──────── Data excerpts

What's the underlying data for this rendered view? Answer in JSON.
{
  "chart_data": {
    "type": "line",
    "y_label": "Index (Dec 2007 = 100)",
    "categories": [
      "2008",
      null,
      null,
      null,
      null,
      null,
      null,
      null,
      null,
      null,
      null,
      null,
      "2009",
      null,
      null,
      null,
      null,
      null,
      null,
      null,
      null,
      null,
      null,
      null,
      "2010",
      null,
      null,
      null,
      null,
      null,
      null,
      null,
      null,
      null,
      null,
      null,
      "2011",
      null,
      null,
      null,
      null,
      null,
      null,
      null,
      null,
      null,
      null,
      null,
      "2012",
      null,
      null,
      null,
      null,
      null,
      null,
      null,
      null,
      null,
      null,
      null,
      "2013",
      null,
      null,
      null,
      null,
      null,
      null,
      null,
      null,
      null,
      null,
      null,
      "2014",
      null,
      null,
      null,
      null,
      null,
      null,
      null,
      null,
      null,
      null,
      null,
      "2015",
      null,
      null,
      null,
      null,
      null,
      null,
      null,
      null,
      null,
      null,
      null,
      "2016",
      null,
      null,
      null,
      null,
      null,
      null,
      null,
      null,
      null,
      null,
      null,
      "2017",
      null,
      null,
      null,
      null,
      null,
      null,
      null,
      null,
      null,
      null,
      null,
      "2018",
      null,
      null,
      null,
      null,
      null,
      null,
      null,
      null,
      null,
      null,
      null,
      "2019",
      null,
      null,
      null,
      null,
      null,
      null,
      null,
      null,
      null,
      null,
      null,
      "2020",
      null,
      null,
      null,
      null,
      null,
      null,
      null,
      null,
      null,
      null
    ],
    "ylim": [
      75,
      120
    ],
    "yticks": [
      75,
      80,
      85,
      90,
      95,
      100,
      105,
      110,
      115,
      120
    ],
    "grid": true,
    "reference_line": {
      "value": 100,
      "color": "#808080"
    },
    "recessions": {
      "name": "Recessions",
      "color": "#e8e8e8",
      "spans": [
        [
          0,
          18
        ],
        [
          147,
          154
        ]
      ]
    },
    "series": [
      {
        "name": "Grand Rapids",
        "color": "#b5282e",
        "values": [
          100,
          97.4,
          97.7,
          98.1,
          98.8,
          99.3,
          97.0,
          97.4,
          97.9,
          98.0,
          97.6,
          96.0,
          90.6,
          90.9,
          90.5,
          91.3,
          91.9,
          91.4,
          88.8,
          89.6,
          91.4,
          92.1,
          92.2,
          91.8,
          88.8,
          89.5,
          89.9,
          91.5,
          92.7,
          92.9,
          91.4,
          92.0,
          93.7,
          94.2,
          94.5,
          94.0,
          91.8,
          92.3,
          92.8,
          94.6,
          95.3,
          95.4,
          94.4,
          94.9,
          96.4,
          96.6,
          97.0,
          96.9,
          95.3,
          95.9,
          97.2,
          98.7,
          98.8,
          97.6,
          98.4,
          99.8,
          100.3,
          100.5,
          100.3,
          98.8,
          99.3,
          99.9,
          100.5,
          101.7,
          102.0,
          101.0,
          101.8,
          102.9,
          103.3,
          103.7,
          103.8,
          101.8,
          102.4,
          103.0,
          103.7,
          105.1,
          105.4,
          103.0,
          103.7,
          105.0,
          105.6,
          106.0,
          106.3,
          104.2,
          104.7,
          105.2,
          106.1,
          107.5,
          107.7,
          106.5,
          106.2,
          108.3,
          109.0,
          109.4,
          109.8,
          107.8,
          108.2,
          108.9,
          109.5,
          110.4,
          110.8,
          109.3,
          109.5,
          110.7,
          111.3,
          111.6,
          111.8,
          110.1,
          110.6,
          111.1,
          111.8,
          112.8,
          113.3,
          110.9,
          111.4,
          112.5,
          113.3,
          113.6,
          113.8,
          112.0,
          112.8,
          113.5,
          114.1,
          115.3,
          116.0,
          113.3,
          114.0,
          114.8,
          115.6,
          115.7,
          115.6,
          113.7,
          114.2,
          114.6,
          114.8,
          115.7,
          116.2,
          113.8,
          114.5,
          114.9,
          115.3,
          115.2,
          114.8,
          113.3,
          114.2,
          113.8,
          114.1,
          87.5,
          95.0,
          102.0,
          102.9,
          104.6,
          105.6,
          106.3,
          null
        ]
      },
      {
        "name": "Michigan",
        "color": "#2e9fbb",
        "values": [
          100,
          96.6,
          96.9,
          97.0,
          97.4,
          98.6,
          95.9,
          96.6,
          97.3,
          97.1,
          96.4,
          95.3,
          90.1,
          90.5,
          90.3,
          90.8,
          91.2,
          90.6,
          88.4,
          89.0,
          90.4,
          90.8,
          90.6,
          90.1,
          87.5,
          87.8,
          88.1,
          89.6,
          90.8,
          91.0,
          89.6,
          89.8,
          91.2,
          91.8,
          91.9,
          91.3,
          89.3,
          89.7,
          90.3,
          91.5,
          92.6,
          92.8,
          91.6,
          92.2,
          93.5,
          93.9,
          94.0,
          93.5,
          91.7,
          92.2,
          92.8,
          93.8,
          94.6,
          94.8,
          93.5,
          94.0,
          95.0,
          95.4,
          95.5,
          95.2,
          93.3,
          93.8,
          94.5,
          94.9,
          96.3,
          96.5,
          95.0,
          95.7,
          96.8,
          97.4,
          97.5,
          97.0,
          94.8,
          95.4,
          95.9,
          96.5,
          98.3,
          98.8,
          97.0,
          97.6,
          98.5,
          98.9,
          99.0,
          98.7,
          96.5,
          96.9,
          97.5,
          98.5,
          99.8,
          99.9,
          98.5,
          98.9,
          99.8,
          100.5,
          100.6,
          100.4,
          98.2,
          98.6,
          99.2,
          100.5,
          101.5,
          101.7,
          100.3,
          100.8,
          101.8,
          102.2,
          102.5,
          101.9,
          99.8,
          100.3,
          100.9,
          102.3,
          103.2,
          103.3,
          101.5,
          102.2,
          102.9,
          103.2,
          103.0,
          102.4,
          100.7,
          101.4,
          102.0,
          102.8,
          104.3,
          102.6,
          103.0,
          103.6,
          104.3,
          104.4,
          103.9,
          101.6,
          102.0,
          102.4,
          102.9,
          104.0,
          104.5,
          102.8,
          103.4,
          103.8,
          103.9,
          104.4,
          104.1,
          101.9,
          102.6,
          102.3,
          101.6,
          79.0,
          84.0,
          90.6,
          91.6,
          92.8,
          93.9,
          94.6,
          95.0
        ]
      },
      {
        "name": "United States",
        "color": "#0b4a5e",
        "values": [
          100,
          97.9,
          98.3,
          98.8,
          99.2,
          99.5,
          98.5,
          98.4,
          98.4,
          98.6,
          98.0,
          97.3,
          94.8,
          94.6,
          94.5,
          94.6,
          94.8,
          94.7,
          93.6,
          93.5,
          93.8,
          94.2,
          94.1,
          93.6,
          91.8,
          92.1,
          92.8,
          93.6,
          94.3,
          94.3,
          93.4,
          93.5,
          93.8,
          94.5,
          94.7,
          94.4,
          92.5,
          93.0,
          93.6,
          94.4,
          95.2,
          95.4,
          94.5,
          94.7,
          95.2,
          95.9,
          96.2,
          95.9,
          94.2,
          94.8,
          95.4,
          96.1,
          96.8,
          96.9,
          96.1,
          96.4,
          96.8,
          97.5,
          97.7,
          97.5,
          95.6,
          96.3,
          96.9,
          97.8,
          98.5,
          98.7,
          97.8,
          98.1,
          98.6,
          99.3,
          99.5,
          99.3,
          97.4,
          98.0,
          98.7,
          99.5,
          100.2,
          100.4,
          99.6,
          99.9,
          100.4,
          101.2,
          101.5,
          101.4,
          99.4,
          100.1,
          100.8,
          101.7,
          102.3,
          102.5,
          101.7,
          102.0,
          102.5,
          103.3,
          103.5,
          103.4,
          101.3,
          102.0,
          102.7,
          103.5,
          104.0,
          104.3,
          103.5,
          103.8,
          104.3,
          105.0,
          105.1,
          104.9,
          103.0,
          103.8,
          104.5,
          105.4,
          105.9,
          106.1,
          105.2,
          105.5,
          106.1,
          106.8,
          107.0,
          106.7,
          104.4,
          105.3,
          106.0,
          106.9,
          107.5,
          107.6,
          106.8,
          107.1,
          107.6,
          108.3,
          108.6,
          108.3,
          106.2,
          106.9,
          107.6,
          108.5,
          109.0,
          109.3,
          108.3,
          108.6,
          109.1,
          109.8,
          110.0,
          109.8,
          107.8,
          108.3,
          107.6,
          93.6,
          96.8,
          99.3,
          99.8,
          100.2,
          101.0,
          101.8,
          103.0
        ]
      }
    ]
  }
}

────────────────

Task requirements -
Return only those lines of the records that contain the string "name".

Written solution -
      "name": "Recessions",
        "name": "Grand Rapids",
        "name": "Michigan",
        "name": "United States",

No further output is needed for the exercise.